[Start Data section]

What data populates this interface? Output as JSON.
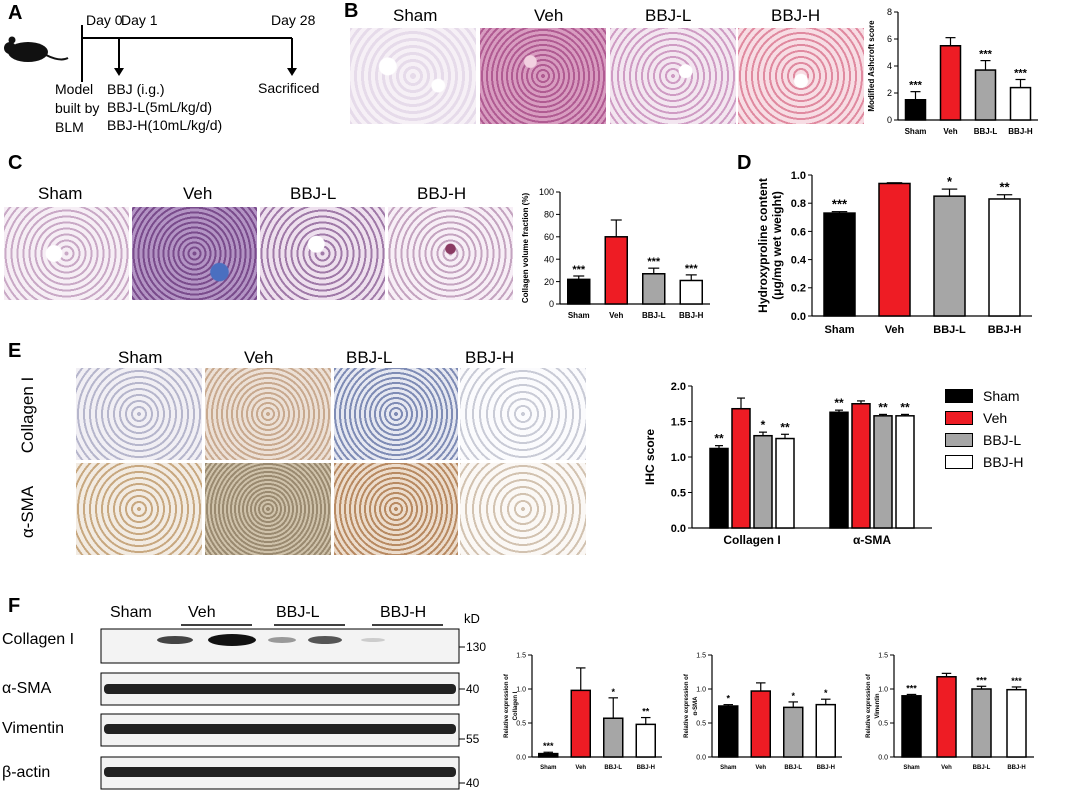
{
  "panels": {
    "A": "A",
    "B": "B",
    "C": "C",
    "D": "D",
    "E": "E",
    "F": "F"
  },
  "timeline": {
    "day0": "Day 0",
    "day1": "Day 1",
    "day28": "Day 28",
    "model_lines": [
      "Model",
      "built by",
      "BLM"
    ],
    "treat_lines": [
      "BBJ (i.g.)",
      "BBJ-L(5mL/kg/d)",
      "BBJ-H(10mL/kg/d)"
    ],
    "sacrificed": "Sacrificed"
  },
  "groups": [
    "Sham",
    "Veh",
    "BBJ-L",
    "BBJ-H"
  ],
  "ihc_rows": [
    "Collagen I",
    "α-SMA"
  ],
  "blot": {
    "unit": "kD",
    "rows": [
      "Collagen I",
      "α-SMA",
      "Vimentin",
      "β-actin"
    ],
    "markers": [
      "130",
      "40",
      "55",
      "40"
    ]
  },
  "colors": {
    "Sham": "#000000",
    "Veh": "#ee1c24",
    "BBJ-L": "#a6a6a6",
    "BBJ-H": "#ffffff"
  },
  "chart_data": [
    {
      "type": "bar",
      "id": "ashcroft",
      "ylabel": "Modified Ashcroft score",
      "ylim": [
        0,
        8
      ],
      "yticks": [
        0,
        2,
        4,
        6,
        8
      ],
      "categories": [
        "Sham",
        "Veh",
        "BBJ-L",
        "BBJ-H"
      ],
      "values": [
        1.5,
        5.5,
        3.7,
        2.4
      ],
      "errors": [
        0.6,
        0.6,
        0.7,
        0.6
      ],
      "sig": [
        "***",
        "",
        "***",
        "***"
      ]
    },
    {
      "type": "bar",
      "id": "collagen_vol",
      "ylabel": "Collagen volume fraction (%)",
      "ylim": [
        0,
        100
      ],
      "yticks": [
        0,
        20,
        40,
        60,
        80,
        100
      ],
      "categories": [
        "Sham",
        "Veh",
        "BBJ-L",
        "BBJ-H"
      ],
      "values": [
        22,
        60,
        27,
        21
      ],
      "errors": [
        3,
        15,
        5,
        5
      ],
      "sig": [
        "***",
        "",
        "***",
        "***"
      ]
    },
    {
      "type": "bar",
      "id": "hydroxyproline",
      "ylabel": "Hydroxyproline content (μg/mg wet weight)",
      "ylim": [
        0,
        1.0
      ],
      "yticks": [
        "0.0",
        "0.2",
        "0.4",
        "0.6",
        "0.8",
        "1.0"
      ],
      "categories": [
        "Sham",
        "Veh",
        "BBJ-L",
        "BBJ-H"
      ],
      "values": [
        0.73,
        0.94,
        0.85,
        0.83
      ],
      "errors": [
        0.01,
        0.005,
        0.05,
        0.03
      ],
      "sig": [
        "***",
        "",
        "*",
        "**"
      ]
    },
    {
      "type": "bar",
      "id": "ihc",
      "ylabel": "IHC score",
      "ylim": [
        0,
        2.0
      ],
      "yticks": [
        "0.0",
        "0.5",
        "1.0",
        "1.5",
        "2.0"
      ],
      "categories": [
        "Collagen I",
        "α-SMA"
      ],
      "series": [
        {
          "name": "Sham",
          "values": [
            1.12,
            1.63
          ],
          "errors": [
            0.04,
            0.03
          ],
          "sig": [
            "**",
            "**"
          ]
        },
        {
          "name": "Veh",
          "values": [
            1.68,
            1.75
          ],
          "errors": [
            0.15,
            0.04
          ],
          "sig": [
            "",
            ""
          ]
        },
        {
          "name": "BBJ-L",
          "values": [
            1.3,
            1.58
          ],
          "errors": [
            0.05,
            0.02
          ],
          "sig": [
            "*",
            "**"
          ]
        },
        {
          "name": "BBJ-H",
          "values": [
            1.26,
            1.58
          ],
          "errors": [
            0.06,
            0.02
          ],
          "sig": [
            "**",
            "**"
          ]
        }
      ]
    },
    {
      "type": "bar",
      "id": "rel_col",
      "ylabel": "Relative expression of Collagen I",
      "ylim": [
        0,
        1.5
      ],
      "yticks": [
        "0.0",
        "0.5",
        "1.0",
        "1.5"
      ],
      "categories": [
        "Sham",
        "Veh",
        "BBJ-L",
        "BBJ-H"
      ],
      "values": [
        0.05,
        0.98,
        0.57,
        0.48
      ],
      "errors": [
        0.02,
        0.33,
        0.3,
        0.1
      ],
      "sig": [
        "***",
        "",
        "*",
        "**"
      ]
    },
    {
      "type": "bar",
      "id": "rel_sma",
      "ylabel": "Relative expression of α-SMA",
      "ylim": [
        0,
        1.5
      ],
      "yticks": [
        "0.0",
        "0.5",
        "1.0",
        "1.5"
      ],
      "categories": [
        "Sham",
        "Veh",
        "BBJ-L",
        "BBJ-H"
      ],
      "values": [
        0.75,
        0.97,
        0.73,
        0.77
      ],
      "errors": [
        0.02,
        0.12,
        0.08,
        0.08
      ],
      "sig": [
        "*",
        "",
        "*",
        "*"
      ]
    },
    {
      "type": "bar",
      "id": "rel_vim",
      "ylabel": "Relative expression of Vimentin",
      "ylim": [
        0,
        1.5
      ],
      "yticks": [
        "0.0",
        "0.5",
        "1.0",
        "1.5"
      ],
      "categories": [
        "Sham",
        "Veh",
        "BBJ-L",
        "BBJ-H"
      ],
      "values": [
        0.9,
        1.18,
        1.0,
        0.99
      ],
      "errors": [
        0.02,
        0.05,
        0.04,
        0.04
      ],
      "sig": [
        "***",
        "",
        "***",
        "***"
      ]
    }
  ]
}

[End Data section]

• Task brief:
Tally every line of the data that holds the word "expression" and write the count alone.

• Expected output:
3